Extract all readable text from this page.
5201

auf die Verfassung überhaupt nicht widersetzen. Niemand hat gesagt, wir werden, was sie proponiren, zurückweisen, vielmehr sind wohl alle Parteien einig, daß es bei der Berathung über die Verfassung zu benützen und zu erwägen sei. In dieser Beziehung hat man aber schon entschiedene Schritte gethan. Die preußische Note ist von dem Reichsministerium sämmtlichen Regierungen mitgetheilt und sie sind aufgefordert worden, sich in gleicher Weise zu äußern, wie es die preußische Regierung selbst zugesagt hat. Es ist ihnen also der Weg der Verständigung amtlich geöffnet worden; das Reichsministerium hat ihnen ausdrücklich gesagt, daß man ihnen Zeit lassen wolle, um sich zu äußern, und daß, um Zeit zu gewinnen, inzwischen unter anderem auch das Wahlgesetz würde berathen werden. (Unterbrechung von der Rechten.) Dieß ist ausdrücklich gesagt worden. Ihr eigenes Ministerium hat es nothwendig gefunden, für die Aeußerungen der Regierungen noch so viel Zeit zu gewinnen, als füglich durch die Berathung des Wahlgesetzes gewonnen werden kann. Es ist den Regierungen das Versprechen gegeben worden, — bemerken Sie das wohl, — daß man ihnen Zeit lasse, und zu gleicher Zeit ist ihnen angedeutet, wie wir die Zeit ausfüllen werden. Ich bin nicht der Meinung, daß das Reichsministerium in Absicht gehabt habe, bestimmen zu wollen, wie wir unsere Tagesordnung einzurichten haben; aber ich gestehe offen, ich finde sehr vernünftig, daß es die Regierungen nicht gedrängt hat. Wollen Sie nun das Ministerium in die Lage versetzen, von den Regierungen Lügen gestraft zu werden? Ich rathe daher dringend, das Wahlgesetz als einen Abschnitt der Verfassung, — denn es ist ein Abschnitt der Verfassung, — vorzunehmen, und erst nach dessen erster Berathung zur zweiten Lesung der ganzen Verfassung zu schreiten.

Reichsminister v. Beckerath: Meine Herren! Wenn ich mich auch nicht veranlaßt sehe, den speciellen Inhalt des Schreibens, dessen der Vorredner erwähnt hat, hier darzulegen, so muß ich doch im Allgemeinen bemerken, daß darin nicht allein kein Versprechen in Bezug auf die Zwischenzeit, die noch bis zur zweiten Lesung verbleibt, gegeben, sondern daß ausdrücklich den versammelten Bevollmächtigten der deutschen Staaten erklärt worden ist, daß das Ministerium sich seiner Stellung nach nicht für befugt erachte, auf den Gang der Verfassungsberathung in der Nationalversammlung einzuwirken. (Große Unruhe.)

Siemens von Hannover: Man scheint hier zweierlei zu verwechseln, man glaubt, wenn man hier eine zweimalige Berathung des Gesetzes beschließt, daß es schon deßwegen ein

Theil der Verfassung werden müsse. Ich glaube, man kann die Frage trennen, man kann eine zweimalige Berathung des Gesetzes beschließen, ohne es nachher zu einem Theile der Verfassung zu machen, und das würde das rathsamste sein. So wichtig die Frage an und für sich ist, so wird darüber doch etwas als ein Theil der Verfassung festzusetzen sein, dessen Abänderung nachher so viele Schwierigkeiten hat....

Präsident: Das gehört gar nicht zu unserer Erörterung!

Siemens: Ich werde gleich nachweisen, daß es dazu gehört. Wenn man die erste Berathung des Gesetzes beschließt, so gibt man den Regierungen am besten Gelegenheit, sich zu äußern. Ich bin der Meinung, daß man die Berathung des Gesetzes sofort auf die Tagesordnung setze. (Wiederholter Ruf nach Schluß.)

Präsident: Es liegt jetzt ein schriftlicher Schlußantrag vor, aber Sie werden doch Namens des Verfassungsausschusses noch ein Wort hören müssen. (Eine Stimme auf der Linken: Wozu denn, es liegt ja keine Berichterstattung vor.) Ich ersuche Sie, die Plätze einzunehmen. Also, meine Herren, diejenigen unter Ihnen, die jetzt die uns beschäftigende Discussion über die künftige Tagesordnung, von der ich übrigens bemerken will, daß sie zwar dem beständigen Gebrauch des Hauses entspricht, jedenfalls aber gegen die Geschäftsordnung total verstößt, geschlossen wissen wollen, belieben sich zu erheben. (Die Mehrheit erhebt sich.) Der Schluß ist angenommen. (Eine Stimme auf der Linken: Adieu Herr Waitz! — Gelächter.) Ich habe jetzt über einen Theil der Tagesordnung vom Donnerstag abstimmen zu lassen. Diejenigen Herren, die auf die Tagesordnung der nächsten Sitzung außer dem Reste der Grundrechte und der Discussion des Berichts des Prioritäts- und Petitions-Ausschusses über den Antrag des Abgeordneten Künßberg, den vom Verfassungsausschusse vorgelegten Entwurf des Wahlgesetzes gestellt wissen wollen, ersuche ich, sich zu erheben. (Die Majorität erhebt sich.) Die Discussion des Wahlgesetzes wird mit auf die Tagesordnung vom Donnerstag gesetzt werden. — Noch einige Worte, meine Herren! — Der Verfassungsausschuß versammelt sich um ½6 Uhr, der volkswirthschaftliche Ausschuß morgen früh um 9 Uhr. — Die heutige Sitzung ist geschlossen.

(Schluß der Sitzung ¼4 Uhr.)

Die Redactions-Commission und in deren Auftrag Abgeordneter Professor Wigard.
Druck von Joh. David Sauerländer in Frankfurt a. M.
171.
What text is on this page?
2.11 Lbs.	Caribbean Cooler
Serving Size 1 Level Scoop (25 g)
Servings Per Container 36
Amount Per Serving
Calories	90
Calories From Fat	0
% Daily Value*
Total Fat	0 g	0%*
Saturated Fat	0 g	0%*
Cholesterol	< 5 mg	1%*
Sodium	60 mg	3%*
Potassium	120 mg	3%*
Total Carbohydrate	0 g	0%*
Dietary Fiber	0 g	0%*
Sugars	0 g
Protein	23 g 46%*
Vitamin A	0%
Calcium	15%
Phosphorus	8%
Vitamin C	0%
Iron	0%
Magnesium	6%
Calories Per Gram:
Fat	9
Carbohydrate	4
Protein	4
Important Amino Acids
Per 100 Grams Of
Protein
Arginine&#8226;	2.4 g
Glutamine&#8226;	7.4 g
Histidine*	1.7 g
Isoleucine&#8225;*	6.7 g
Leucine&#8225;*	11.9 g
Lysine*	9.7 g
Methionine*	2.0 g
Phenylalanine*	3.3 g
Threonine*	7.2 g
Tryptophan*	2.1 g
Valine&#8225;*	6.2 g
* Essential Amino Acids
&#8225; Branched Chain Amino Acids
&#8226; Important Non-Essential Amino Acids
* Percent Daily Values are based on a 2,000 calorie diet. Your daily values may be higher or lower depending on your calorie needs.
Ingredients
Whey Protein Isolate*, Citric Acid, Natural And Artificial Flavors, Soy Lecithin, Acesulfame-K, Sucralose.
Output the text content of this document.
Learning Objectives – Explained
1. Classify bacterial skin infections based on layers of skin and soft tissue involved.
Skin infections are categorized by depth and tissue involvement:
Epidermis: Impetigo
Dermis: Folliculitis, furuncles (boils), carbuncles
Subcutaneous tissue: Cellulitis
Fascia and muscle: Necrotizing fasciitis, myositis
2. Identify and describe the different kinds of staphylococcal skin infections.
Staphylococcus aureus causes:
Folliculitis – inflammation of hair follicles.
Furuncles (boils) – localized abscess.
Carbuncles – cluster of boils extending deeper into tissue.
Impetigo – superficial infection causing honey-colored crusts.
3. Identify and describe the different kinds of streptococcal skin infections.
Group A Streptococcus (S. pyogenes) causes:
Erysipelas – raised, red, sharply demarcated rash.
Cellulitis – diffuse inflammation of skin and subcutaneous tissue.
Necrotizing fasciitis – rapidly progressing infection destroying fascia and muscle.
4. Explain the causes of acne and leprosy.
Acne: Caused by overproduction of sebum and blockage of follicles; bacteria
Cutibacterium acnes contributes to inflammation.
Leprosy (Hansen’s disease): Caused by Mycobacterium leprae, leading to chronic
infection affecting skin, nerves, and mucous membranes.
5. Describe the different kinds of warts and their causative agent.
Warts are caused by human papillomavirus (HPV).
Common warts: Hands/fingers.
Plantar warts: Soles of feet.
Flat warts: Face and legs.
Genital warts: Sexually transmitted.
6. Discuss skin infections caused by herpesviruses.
====
Work order => Report every line of the preceding listing where the string "Identify" occurs.

Reply to the task =>
2. Identify and describe the different kinds of staphylococcal skin infections.
3. Identify and describe the different kinds of streptococcal skin infections.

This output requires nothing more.